#### Do this:
From the entries below, copy out every line with "JSON" in it.

#### Input material:
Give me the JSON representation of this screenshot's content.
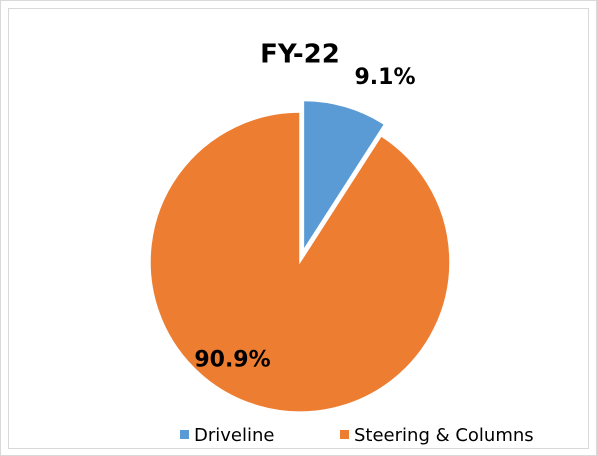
{
  "chart_data": {
    "type": "pie",
    "title": "FY-22",
    "categories": [
      "Driveline",
      "Steering & Columns"
    ],
    "values": [
      9.1,
      90.9
    ],
    "value_labels": [
      "9.1%",
      "90.9%"
    ],
    "colors": [
      "#5b9bd5",
      "#ed7d31"
    ],
    "exploded": [
      true,
      false
    ],
    "legend": "bottom"
  }
}
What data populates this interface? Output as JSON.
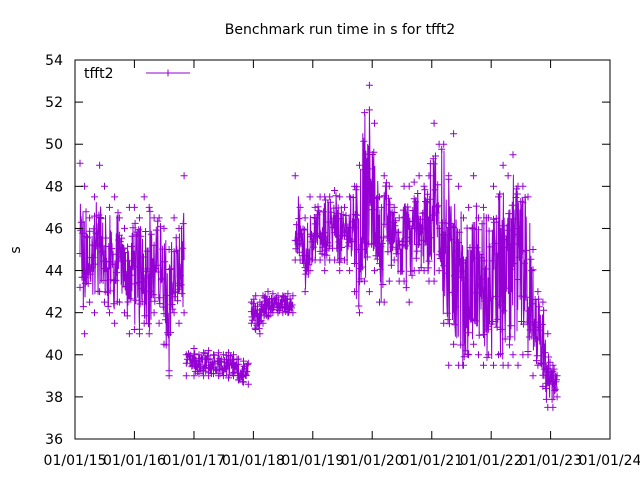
{
  "chart_data": {
    "type": "line",
    "title": "Benchmark run time in s for tfft2",
    "ylabel": "s",
    "xlabel": "",
    "ylim": [
      36,
      54
    ],
    "yticks": [
      36,
      38,
      40,
      42,
      44,
      46,
      48,
      50,
      52,
      54
    ],
    "xlim": [
      "2015-01-01",
      "2024-01-01"
    ],
    "xtick_labels": [
      "01/01/15",
      "01/01/16",
      "01/01/17",
      "01/01/18",
      "01/01/19",
      "01/01/20",
      "01/01/21",
      "01/01/22",
      "01/01/23",
      "01/01/24"
    ],
    "xtick_dates": [
      "2015-01-01",
      "2016-01-01",
      "2017-01-01",
      "2018-01-01",
      "2019-01-01",
      "2020-01-01",
      "2021-01-01",
      "2022-01-01",
      "2023-01-01",
      "2024-01-01"
    ],
    "legend_position": "top-left",
    "grid": false,
    "series": [
      {
        "name": "tfft2",
        "color": "#9400d3",
        "marker": "plus",
        "segments": [
          {
            "x": [
              "2015-02-01",
              "2015-03-01",
              "2015-04-01",
              "2015-05-01",
              "2015-06-01",
              "2015-07-01",
              "2015-08-01",
              "2015-09-01",
              "2015-10-01",
              "2015-11-01",
              "2015-12-01",
              "2016-01-01",
              "2016-02-01",
              "2016-03-01",
              "2016-04-01",
              "2016-05-01",
              "2016-06-01",
              "2016-07-01",
              "2016-08-01",
              "2016-09-01",
              "2016-10-01",
              "2016-11-01"
            ],
            "y_low": [
              43.2,
              41.0,
              42.5,
              42.0,
              43.0,
              42.5,
              42.0,
              41.5,
              42.5,
              42.0,
              41.0,
              41.2,
              41.0,
              41.5,
              41.0,
              42.0,
              41.5,
              40.5,
              39.0,
              42.0,
              41.5,
              42.0
            ],
            "y_high": [
              49.1,
              48.0,
              46.5,
              47.5,
              49.0,
              48.0,
              47.0,
              47.5,
              46.5,
              46.0,
              47.0,
              47.0,
              46.5,
              47.5,
              47.0,
              46.5,
              46.5,
              46.0,
              45.0,
              46.5,
              46.0,
              48.5
            ],
            "y_mid": [
              45.5,
              44.0,
              44.8,
              44.5,
              45.5,
              44.5,
              44.5,
              44.0,
              44.5,
              44.0,
              44.0,
              44.2,
              43.8,
              44.5,
              44.0,
              44.2,
              44.0,
              43.5,
              42.5,
              44.0,
              43.8,
              44.5
            ]
          },
          {
            "x": [
              "2016-11-15",
              "2017-01-01",
              "2017-02-01",
              "2017-03-01",
              "2017-04-01",
              "2017-05-01",
              "2017-06-01",
              "2017-07-01",
              "2017-08-01",
              "2017-09-01",
              "2017-10-01",
              "2017-11-01",
              "2017-12-01"
            ],
            "y_low": [
              39.0,
              39.0,
              39.1,
              39.0,
              39.0,
              39.1,
              39.0,
              39.0,
              38.9,
              39.0,
              38.8,
              38.7,
              38.6
            ],
            "y_high": [
              40.0,
              40.3,
              40.0,
              40.1,
              40.2,
              40.0,
              40.1,
              40.0,
              40.1,
              40.0,
              39.8,
              39.7,
              39.6
            ],
            "y_mid": [
              39.5,
              39.6,
              39.5,
              39.5,
              39.6,
              39.5,
              39.6,
              39.5,
              39.5,
              39.4,
              39.3,
              39.2,
              39.1
            ]
          },
          {
            "x": [
              "2017-12-20",
              "2018-01-15",
              "2018-02-10",
              "2018-03-01",
              "2018-04-01",
              "2018-05-01",
              "2018-06-01",
              "2018-07-01",
              "2018-08-01",
              "2018-09-01"
            ],
            "y_low": [
              41.5,
              41.2,
              41.0,
              41.5,
              41.8,
              42.0,
              42.0,
              42.0,
              42.0,
              42.0
            ],
            "y_high": [
              42.5,
              42.8,
              42.5,
              42.8,
              43.0,
              42.9,
              42.8,
              42.8,
              42.9,
              42.8
            ],
            "y_mid": [
              42.0,
              42.0,
              41.8,
              42.2,
              42.4,
              42.4,
              42.3,
              42.3,
              42.4,
              42.3
            ]
          },
          {
            "x": [
              "2018-09-15",
              "2018-10-15",
              "2018-11-15",
              "2018-12-15",
              "2019-01-15",
              "2019-02-15",
              "2019-03-15",
              "2019-04-15",
              "2019-05-15",
              "2019-06-15",
              "2019-07-15",
              "2019-08-15",
              "2019-09-15",
              "2019-10-15",
              "2019-11-15",
              "2019-12-15",
              "2020-01-15",
              "2020-02-15",
              "2020-03-15",
              "2020-04-15",
              "2020-05-15",
              "2020-06-15",
              "2020-07-15",
              "2020-08-15",
              "2020-09-15",
              "2020-10-15",
              "2020-11-15",
              "2020-12-15",
              "2021-01-15",
              "2021-02-15",
              "2021-03-15",
              "2021-04-15",
              "2021-05-15",
              "2021-06-15",
              "2021-07-15",
              "2021-08-15",
              "2021-09-15",
              "2021-10-15",
              "2021-11-15",
              "2021-12-15",
              "2022-01-15",
              "2022-02-15",
              "2022-03-15",
              "2022-04-15",
              "2022-05-15",
              "2022-06-15",
              "2022-07-15",
              "2022-08-15",
              "2022-09-15",
              "2022-10-15",
              "2022-11-15",
              "2022-12-15",
              "2023-01-15",
              "2023-02-10"
            ],
            "y_low": [
              44.5,
              44.5,
              43.0,
              44.0,
              44.5,
              44.5,
              44.0,
              44.5,
              44.5,
              44.0,
              44.5,
              44.0,
              43.0,
              42.0,
              43.5,
              43.0,
              44.0,
              42.5,
              42.5,
              43.5,
              44.5,
              43.5,
              43.5,
              42.5,
              44.0,
              44.0,
              44.0,
              43.5,
              43.5,
              44.0,
              41.5,
              39.5,
              40.5,
              39.5,
              39.5,
              40.0,
              40.5,
              40.0,
              39.5,
              40.0,
              39.5,
              40.0,
              39.5,
              39.5,
              40.0,
              39.5,
              40.0,
              40.0,
              39.0,
              39.5,
              38.5,
              37.5,
              37.5,
              38.0
            ],
            "y_high": [
              48.5,
              47.0,
              46.5,
              47.5,
              47.0,
              47.5,
              47.5,
              47.5,
              47.8,
              47.5,
              47.0,
              47.5,
              48.0,
              49.0,
              51.5,
              52.8,
              51.0,
              47.5,
              48.5,
              48.0,
              47.0,
              46.5,
              48.0,
              48.0,
              48.2,
              48.5,
              48.0,
              48.5,
              51.0,
              50.0,
              50.0,
              48.5,
              50.5,
              48.0,
              46.5,
              47.0,
              48.5,
              46.5,
              47.0,
              46.5,
              48.0,
              47.5,
              49.0,
              48.5,
              49.5,
              48.0,
              48.0,
              47.5,
              45.0,
              43.0,
              42.5,
              41.0,
              39.5,
              39.0
            ],
            "y_mid": [
              46.0,
              45.5,
              44.8,
              45.5,
              45.8,
              46.0,
              45.8,
              46.0,
              46.2,
              45.8,
              46.0,
              45.8,
              45.5,
              45.5,
              47.0,
              47.5,
              47.0,
              45.5,
              46.0,
              46.0,
              46.0,
              45.0,
              46.0,
              45.5,
              46.2,
              46.5,
              46.0,
              46.0,
              47.0,
              46.5,
              45.5,
              44.0,
              44.5,
              43.5,
              42.5,
              43.0,
              44.0,
              43.0,
              43.0,
              43.0,
              43.5,
              43.5,
              44.0,
              44.0,
              44.5,
              43.5,
              44.0,
              43.5,
              42.0,
              41.0,
              40.0,
              39.0,
              38.5,
              38.5
            ]
          }
        ]
      }
    ]
  }
}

#### Answer below:
Give me the JSON representation of this screenshot's content.
What data populates this interface? Output as JSON.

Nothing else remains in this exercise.